◆ **WHAT YOU HAVE TO DO**
Copy every line of the entries that includes the word "this".

◆ **ENTRIES SUPPLIED**
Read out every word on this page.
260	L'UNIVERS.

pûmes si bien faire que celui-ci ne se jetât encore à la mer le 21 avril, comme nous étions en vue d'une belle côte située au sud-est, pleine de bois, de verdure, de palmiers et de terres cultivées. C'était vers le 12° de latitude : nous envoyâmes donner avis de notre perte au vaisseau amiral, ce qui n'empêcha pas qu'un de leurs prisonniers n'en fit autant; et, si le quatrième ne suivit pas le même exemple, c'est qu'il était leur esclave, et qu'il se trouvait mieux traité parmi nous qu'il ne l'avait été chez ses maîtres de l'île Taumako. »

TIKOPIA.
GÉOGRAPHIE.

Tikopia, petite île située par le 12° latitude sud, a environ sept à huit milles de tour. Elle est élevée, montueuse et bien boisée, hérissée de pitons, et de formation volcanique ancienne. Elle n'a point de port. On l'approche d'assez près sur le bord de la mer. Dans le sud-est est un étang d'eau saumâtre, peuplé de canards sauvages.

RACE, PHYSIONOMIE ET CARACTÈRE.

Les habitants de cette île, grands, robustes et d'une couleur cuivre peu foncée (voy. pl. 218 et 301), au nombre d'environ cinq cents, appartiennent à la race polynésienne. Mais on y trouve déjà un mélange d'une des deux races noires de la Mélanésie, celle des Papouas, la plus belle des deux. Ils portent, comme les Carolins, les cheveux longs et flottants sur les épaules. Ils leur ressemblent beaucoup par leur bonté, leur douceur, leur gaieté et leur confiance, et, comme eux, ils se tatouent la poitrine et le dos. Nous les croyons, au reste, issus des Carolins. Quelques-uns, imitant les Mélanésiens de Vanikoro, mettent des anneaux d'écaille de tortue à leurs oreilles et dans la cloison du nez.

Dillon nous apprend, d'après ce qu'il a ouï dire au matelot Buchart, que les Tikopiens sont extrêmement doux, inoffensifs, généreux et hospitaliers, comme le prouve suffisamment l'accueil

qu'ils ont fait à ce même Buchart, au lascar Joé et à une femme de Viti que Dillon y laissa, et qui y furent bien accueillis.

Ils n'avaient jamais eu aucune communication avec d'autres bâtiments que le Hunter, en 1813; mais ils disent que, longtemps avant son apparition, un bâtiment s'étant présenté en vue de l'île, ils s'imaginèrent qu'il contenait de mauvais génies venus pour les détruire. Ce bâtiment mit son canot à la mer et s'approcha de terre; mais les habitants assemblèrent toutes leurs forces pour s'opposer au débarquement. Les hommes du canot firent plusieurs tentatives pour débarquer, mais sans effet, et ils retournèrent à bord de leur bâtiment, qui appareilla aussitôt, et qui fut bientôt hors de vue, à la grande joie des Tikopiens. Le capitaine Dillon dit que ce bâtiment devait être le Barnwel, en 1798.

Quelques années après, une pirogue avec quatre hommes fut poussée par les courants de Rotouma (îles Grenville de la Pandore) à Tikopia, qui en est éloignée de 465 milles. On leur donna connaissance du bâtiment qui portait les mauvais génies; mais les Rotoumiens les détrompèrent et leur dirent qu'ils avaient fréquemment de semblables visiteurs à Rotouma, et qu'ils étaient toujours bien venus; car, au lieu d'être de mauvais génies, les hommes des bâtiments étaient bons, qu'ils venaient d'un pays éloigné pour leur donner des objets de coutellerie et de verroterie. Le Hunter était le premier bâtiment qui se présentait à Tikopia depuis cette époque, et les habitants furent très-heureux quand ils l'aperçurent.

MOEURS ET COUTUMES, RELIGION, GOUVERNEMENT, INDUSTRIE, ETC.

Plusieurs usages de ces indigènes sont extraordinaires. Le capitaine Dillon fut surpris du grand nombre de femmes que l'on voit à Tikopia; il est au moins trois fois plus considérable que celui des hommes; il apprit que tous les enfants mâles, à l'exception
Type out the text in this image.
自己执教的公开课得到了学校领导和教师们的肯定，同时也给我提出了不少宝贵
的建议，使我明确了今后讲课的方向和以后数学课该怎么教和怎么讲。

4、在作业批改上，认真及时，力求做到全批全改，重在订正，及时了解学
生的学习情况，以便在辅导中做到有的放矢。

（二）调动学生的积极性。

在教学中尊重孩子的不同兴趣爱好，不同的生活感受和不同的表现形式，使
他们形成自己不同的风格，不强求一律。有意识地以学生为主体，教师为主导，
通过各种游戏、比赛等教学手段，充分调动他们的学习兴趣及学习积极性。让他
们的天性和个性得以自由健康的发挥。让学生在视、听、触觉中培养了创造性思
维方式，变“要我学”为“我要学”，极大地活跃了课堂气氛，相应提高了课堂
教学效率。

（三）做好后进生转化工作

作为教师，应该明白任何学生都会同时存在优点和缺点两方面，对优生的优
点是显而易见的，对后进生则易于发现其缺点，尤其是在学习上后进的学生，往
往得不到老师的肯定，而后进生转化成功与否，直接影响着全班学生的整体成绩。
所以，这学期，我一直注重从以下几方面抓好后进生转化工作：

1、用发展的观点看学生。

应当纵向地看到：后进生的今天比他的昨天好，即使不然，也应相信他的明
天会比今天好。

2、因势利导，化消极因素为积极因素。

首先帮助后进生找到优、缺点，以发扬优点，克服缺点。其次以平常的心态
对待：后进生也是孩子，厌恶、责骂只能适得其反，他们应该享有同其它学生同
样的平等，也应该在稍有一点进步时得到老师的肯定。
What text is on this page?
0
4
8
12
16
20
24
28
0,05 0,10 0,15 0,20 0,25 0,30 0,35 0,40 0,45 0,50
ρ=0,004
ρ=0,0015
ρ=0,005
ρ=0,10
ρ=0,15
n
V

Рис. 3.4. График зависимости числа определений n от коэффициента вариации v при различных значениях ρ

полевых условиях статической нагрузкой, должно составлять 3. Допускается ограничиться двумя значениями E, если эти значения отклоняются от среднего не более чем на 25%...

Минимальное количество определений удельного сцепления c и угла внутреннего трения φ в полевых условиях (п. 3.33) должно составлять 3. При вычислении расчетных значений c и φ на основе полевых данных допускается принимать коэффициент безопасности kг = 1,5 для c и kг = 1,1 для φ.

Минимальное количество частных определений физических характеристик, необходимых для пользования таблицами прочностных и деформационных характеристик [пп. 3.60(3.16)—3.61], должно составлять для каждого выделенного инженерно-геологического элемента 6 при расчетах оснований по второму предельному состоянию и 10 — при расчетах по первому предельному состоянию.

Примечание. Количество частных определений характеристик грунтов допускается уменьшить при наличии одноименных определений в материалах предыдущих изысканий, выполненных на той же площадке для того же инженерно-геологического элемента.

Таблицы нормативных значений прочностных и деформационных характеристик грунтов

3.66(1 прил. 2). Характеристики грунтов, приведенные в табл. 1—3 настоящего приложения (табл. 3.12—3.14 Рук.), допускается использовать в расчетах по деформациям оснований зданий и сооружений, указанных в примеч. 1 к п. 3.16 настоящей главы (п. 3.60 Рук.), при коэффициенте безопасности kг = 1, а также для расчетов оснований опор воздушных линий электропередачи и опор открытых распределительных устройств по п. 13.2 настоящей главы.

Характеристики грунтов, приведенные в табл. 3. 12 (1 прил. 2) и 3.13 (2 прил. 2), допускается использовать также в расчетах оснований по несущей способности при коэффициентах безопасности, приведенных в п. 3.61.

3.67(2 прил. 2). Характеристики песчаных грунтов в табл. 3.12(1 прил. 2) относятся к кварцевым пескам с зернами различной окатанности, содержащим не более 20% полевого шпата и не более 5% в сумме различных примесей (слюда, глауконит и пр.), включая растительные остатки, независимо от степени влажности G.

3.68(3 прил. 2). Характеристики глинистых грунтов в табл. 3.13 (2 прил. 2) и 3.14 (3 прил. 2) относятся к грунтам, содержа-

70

◆ **THE REPLY**
Read out every word on this page.
Type out the text in this image.
What text is on this page?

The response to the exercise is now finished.